Task objective -> Below is a listing. Gather each line of it that contains "JSON".

Stored data entries ->
>> begin
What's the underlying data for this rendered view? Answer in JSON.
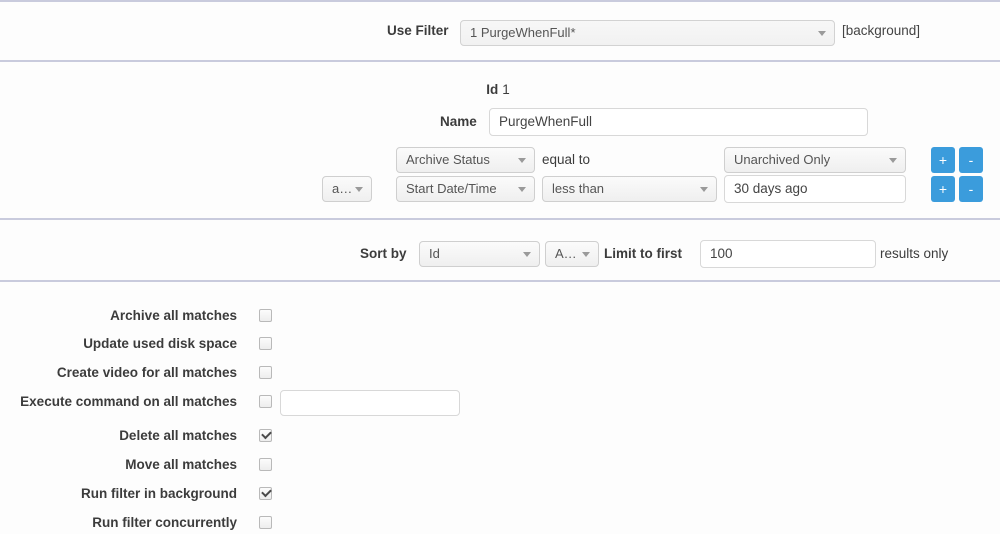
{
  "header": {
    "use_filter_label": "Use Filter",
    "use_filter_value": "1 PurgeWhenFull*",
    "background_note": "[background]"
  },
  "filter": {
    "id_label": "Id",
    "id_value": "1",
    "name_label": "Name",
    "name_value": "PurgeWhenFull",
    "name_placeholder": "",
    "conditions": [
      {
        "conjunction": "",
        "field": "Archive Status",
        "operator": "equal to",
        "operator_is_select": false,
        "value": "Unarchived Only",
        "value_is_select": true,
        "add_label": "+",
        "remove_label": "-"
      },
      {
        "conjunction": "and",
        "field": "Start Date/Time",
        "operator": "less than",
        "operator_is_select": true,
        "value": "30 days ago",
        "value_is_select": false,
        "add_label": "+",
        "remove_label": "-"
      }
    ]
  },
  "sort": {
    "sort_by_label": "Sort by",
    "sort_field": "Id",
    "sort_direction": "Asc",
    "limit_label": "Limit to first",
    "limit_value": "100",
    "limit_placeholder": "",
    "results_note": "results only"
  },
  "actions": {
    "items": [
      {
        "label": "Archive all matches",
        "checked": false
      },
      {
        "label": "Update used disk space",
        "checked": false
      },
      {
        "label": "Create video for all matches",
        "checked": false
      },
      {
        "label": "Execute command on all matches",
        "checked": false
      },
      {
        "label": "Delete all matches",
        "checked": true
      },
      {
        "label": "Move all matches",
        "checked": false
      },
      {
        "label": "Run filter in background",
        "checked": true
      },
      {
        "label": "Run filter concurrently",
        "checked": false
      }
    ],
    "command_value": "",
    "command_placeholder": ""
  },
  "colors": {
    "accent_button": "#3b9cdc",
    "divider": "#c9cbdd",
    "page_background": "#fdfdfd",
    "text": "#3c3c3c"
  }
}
>> end
>> begin
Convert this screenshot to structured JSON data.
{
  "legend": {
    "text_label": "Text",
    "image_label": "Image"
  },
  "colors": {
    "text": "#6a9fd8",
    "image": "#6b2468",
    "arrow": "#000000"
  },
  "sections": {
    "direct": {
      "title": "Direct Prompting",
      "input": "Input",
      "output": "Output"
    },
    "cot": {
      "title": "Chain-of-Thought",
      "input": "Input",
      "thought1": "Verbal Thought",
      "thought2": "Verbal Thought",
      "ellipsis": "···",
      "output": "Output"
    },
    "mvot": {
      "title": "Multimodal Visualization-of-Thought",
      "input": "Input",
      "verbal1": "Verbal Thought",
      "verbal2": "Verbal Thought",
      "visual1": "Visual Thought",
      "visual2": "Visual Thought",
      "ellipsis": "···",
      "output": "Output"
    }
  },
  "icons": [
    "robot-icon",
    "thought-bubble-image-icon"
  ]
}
>> end
>> begin
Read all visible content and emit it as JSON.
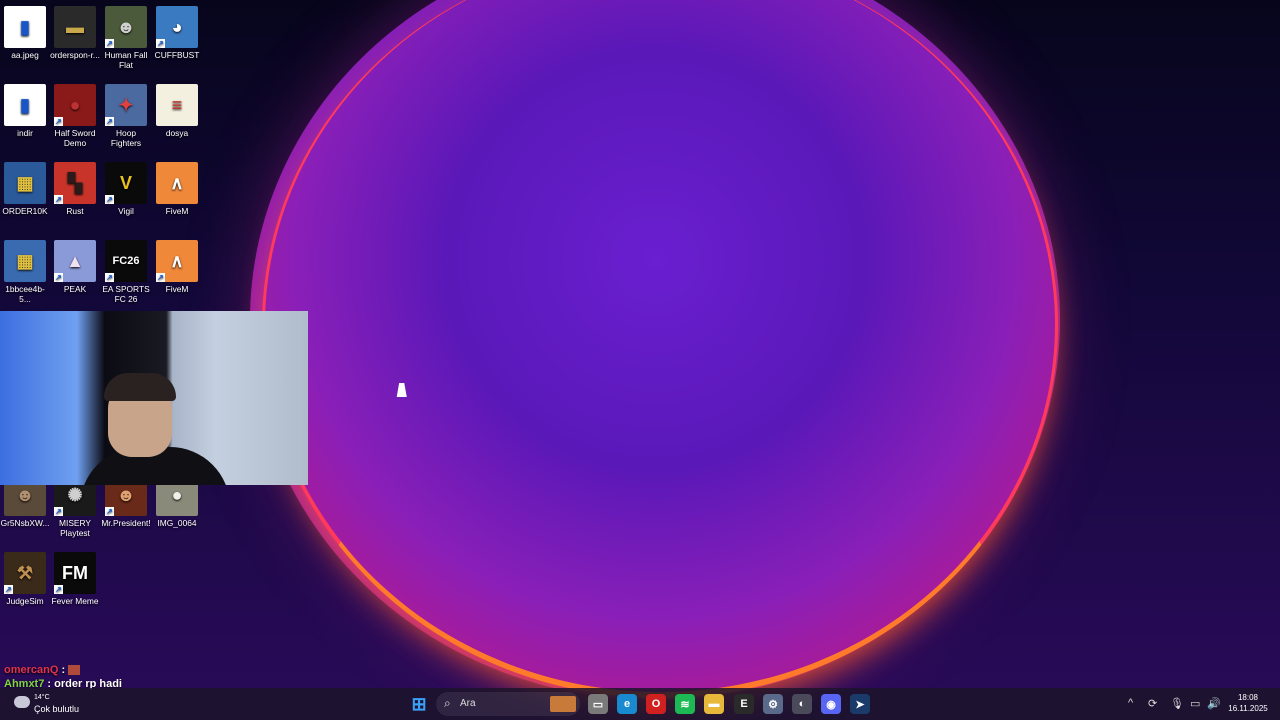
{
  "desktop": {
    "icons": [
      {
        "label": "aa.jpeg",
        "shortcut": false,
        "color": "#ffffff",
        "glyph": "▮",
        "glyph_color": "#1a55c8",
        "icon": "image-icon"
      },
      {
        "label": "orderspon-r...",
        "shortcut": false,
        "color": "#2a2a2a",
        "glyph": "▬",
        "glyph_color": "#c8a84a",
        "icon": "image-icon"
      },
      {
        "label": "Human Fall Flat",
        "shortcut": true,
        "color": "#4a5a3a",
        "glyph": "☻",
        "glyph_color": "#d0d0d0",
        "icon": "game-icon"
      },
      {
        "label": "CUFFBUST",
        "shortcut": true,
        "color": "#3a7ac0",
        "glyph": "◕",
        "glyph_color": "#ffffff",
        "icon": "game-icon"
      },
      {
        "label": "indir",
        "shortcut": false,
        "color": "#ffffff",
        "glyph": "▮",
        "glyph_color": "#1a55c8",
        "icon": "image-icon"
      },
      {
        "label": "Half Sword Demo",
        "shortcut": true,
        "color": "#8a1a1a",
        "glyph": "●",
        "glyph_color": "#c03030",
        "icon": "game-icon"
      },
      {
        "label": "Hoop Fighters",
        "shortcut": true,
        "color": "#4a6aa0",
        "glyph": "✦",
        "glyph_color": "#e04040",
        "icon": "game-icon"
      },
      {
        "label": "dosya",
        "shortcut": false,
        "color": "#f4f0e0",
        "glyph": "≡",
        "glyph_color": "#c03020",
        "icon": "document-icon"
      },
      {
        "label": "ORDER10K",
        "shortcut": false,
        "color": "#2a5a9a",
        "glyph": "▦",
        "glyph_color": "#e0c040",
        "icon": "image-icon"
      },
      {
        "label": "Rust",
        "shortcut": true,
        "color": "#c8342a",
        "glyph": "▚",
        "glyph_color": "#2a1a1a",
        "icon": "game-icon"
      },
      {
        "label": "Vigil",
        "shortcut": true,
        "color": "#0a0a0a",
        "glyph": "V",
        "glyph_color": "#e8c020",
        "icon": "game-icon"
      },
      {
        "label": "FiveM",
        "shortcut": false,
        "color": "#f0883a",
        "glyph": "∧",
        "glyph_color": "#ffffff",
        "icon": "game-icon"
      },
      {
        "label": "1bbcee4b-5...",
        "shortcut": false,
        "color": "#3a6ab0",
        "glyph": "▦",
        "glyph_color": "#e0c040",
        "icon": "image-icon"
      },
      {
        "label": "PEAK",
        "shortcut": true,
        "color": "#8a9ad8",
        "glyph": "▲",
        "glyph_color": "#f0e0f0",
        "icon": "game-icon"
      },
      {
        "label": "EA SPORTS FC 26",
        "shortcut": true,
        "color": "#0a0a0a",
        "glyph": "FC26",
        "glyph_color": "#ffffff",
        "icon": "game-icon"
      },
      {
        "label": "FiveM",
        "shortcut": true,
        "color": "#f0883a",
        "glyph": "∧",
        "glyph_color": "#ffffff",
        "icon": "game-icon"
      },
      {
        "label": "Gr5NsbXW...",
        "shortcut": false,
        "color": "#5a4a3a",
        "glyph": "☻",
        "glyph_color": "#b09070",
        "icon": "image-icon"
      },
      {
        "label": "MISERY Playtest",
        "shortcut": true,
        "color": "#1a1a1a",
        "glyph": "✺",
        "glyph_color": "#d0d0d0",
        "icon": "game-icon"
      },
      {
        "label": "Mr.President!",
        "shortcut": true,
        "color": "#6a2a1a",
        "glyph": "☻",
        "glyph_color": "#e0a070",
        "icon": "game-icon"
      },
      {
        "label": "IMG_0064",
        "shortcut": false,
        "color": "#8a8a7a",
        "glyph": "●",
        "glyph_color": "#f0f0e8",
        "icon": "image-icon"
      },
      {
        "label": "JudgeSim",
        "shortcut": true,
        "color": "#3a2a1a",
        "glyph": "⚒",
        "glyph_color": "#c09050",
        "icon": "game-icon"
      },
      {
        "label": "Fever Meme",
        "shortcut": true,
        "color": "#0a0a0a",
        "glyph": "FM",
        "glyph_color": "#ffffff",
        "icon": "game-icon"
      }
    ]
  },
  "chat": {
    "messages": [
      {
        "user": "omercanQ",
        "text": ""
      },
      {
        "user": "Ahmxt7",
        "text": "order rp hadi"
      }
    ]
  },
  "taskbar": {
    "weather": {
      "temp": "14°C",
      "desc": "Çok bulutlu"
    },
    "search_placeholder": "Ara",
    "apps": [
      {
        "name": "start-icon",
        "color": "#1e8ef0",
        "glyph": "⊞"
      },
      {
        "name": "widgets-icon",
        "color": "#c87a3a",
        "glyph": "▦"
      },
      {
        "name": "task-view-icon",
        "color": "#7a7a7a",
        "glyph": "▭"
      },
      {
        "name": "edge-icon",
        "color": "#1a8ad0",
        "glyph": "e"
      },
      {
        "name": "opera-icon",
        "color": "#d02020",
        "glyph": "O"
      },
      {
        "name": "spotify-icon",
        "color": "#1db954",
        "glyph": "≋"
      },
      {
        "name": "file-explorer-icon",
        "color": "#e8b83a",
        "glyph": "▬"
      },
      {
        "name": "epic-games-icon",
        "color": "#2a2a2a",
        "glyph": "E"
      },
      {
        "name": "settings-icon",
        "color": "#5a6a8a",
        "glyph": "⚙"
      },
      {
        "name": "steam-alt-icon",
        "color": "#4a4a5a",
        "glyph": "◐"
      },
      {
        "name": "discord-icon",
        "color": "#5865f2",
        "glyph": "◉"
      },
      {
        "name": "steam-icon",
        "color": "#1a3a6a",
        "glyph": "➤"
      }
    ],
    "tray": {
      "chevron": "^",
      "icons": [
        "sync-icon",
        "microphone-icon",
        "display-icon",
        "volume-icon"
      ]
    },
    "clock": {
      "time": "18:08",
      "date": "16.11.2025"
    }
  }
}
>> end
Output of the exercise ->
What's the underlying data for this rendered view? Answer in JSON.
Convert this screenshot to structured JSON data.
Read all visible content and emit it as JSON.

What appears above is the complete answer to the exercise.